[Dataset entries]
START
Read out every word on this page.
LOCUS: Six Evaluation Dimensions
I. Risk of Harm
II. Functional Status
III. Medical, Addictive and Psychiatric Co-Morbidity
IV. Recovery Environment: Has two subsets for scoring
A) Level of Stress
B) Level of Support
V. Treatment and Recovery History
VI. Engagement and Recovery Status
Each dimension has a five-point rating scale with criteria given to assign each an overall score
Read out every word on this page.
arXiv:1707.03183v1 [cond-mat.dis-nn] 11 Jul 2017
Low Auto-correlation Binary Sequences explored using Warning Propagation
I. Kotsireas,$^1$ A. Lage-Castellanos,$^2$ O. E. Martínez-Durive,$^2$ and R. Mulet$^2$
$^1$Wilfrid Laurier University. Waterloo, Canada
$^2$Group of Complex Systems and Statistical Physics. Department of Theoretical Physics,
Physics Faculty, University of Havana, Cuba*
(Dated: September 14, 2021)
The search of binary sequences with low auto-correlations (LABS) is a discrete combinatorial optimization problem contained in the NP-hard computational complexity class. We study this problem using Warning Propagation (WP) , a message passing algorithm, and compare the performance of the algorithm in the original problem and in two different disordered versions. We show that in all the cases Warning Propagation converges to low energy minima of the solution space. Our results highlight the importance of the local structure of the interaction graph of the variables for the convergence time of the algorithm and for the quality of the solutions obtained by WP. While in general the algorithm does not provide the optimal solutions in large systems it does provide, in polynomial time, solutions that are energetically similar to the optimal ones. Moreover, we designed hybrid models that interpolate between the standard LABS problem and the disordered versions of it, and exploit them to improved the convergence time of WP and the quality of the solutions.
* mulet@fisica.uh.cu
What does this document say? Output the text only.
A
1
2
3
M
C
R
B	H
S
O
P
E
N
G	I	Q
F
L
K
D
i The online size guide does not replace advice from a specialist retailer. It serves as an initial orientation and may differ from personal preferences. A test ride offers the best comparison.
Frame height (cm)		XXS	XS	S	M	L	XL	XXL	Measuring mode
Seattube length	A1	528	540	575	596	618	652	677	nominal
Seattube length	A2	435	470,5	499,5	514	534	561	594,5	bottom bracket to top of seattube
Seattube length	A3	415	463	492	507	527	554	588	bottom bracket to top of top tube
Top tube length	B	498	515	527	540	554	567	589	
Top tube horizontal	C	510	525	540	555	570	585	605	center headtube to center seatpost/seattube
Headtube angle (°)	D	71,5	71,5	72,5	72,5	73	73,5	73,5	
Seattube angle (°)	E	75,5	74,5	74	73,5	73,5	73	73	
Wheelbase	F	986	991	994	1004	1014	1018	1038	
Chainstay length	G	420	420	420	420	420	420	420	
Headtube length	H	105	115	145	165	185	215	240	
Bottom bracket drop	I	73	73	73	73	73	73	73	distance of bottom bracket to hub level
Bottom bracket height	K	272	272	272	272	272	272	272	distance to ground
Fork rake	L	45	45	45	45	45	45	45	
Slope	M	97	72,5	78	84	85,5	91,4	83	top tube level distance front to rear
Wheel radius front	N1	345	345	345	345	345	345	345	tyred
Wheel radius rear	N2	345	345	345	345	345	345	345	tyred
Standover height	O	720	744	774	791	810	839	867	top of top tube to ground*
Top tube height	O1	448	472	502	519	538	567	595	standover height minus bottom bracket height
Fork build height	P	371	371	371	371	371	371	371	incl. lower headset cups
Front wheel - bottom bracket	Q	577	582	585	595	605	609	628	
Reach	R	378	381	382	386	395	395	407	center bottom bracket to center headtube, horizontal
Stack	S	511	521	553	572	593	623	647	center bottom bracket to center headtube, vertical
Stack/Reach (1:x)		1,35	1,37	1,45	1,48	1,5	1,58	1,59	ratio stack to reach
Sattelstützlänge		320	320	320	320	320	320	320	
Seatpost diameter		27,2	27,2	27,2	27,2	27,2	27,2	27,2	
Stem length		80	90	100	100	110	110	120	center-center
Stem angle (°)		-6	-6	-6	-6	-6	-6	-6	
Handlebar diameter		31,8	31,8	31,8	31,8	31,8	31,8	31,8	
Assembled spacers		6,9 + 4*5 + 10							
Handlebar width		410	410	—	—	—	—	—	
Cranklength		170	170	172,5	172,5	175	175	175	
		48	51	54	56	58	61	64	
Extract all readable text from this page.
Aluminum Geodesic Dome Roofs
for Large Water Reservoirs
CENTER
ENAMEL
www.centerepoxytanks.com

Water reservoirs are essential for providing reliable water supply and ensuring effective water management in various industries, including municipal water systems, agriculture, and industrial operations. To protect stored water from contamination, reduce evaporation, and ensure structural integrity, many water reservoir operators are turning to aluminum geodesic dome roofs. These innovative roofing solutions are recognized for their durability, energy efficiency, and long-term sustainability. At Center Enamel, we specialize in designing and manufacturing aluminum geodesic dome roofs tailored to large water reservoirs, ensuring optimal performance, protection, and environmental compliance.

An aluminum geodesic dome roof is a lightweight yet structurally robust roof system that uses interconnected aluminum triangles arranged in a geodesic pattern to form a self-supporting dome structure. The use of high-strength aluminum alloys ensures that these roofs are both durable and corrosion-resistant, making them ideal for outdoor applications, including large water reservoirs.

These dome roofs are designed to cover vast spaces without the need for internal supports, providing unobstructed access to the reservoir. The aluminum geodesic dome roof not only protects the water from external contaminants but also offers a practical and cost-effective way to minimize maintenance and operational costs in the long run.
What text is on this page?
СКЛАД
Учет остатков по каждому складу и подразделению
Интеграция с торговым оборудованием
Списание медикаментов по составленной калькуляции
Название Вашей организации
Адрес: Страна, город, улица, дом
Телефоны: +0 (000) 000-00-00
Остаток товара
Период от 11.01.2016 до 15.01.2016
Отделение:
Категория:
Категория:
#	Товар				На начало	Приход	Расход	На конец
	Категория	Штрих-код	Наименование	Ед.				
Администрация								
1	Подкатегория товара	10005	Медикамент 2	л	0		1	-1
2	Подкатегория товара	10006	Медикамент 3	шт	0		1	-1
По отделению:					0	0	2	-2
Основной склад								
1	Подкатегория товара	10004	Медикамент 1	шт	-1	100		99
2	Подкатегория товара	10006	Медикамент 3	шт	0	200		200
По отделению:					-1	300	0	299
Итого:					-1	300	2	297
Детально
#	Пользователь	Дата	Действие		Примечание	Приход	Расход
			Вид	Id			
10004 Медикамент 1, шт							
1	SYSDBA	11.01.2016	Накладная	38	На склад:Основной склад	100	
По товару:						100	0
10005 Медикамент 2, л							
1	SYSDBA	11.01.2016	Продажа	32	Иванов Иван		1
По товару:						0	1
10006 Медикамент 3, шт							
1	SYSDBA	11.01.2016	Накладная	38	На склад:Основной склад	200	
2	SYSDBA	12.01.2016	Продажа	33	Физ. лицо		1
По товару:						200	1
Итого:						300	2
END
**REQUIRED WORK:**
Pull every line containing "diameter" from the material above.

**EXPECTED ANSWER:**
Seatpost diameter		27,2	27,2	27,2	27,2	27,2	27,2	27,2	
Handlebar diameter		31,8	31,8	31,8	31,8	31,8	31,8	31,8	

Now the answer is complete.